begin PROVIDED RECORDS
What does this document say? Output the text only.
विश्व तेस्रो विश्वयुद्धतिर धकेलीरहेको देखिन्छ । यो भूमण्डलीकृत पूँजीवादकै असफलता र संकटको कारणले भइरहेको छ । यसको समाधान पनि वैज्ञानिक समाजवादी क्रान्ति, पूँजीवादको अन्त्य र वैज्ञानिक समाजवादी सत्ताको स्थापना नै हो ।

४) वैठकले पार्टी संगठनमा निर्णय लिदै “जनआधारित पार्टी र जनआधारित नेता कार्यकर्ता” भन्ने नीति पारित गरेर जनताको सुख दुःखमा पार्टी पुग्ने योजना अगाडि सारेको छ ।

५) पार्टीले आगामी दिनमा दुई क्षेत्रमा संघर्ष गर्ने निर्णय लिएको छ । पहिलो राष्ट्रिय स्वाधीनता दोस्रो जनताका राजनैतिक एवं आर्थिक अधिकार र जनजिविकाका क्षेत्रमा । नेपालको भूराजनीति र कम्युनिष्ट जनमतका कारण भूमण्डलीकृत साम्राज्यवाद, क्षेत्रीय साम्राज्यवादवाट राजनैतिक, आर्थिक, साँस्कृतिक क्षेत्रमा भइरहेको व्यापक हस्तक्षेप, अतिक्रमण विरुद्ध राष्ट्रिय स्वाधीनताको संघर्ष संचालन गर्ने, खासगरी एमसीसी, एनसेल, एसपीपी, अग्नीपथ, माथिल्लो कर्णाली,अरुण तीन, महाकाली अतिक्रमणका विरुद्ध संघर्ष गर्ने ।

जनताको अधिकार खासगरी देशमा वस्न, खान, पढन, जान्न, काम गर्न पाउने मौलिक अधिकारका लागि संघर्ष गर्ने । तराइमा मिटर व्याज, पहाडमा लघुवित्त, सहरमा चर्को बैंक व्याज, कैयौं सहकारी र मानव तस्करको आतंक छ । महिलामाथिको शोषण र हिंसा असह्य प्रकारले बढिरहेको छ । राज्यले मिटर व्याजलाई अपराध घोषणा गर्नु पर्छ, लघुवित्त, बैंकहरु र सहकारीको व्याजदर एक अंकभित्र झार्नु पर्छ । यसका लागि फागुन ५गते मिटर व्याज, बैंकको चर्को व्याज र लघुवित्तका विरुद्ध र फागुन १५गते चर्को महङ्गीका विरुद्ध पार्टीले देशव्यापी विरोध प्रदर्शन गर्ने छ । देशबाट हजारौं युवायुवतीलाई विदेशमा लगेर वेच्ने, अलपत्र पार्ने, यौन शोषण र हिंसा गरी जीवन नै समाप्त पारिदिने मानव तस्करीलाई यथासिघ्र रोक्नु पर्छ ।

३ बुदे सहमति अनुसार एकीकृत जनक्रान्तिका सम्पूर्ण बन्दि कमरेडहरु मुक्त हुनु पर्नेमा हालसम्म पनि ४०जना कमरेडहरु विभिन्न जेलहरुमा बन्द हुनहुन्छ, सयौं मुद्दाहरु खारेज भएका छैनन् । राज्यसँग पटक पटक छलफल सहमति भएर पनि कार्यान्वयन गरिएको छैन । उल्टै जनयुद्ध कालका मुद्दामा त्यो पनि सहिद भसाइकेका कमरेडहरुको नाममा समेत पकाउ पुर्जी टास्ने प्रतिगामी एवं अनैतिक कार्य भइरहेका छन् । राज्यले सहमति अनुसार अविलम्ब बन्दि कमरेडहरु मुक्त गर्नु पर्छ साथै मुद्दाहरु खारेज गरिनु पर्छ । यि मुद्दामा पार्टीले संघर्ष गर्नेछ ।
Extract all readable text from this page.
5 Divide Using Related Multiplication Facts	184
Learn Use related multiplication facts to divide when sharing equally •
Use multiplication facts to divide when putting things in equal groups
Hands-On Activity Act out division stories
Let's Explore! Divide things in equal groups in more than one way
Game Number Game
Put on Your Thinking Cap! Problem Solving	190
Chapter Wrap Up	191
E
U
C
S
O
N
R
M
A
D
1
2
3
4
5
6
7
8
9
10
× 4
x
end PROVIDED RECORDS
__TASK DETAILS__
Which lines contain "groups"? Copy each of them out.

__CORRECT RESULT__
Use multiplication facts to divide when putting things in equal groups
Let's Explore! Divide things in equal groups in more than one way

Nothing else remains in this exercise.